>> BEGIN

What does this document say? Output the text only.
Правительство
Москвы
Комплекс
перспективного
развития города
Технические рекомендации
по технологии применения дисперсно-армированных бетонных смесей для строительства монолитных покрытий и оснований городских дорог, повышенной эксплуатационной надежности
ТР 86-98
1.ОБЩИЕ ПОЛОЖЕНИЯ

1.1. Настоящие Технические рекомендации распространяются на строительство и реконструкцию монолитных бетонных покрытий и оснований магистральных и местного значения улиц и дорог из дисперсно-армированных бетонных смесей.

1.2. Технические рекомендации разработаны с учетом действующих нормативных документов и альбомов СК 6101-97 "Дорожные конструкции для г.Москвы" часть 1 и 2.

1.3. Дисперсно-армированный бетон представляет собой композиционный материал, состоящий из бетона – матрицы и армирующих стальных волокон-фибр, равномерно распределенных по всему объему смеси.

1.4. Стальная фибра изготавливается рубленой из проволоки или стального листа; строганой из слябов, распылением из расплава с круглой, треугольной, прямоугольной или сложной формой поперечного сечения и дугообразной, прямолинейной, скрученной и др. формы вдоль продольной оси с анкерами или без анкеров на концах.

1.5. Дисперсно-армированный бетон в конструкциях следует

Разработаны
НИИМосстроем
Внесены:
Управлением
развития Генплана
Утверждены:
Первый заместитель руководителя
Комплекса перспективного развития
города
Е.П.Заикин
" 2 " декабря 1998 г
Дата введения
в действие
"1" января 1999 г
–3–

>> END

## THE REQUEST
Each entry above is to be quoted exactly.

## CORRECT OUTPUT
What does this document say? Output the text only.
Правительство
Москвы
Комплекс
перспективного
развития города
Технические рекомендации
по технологии применения дисперсно-армированных бетонных смесей для строительства монолитных покрытий и оснований городских дорог, повышенной эксплуатационной надежности
ТР 86-98
1.ОБЩИЕ ПОЛОЖЕНИЯ

1.1. Настоящие Технические рекомендации распространяются на строительство и реконструкцию монолитных бетонных покрытий и оснований магистральных и местного значения улиц и дорог из дисперсно-армированных бетонных смесей.

1.2. Технические рекомендации разработаны с учетом действующих нормативных документов и альбомов СК 6101-97 "Дорожные конструкции для г.Москвы" часть 1 и 2.

1.3. Дисперсно-армированный бетон представляет собой композиционный материал, состоящий из бетона – матрицы и армирующих стальных волокон-фибр, равномерно распределенных по всему объему смеси.

1.4. Стальная фибра изготавливается рубленой из проволоки или стального листа; строганой из слябов, распылением из расплава с круглой, треугольной, прямоугольной или сложной формой поперечного сечения и дугообразной, прямолинейной, скрученной и др. формы вдоль продольной оси с анкерами или без анкеров на концах.

1.5. Дисперсно-армированный бетон в конструкциях следует

Разработаны
НИИМосстроем
Внесены:
Управлением
развития Генплана
Утверждены:
Первый заместитель руководителя
Комплекса перспективного развития
города
Е.П.Заикин
" 2 " декабря 1998 г
Дата введения
в действие
"1" января 1999 г
–3–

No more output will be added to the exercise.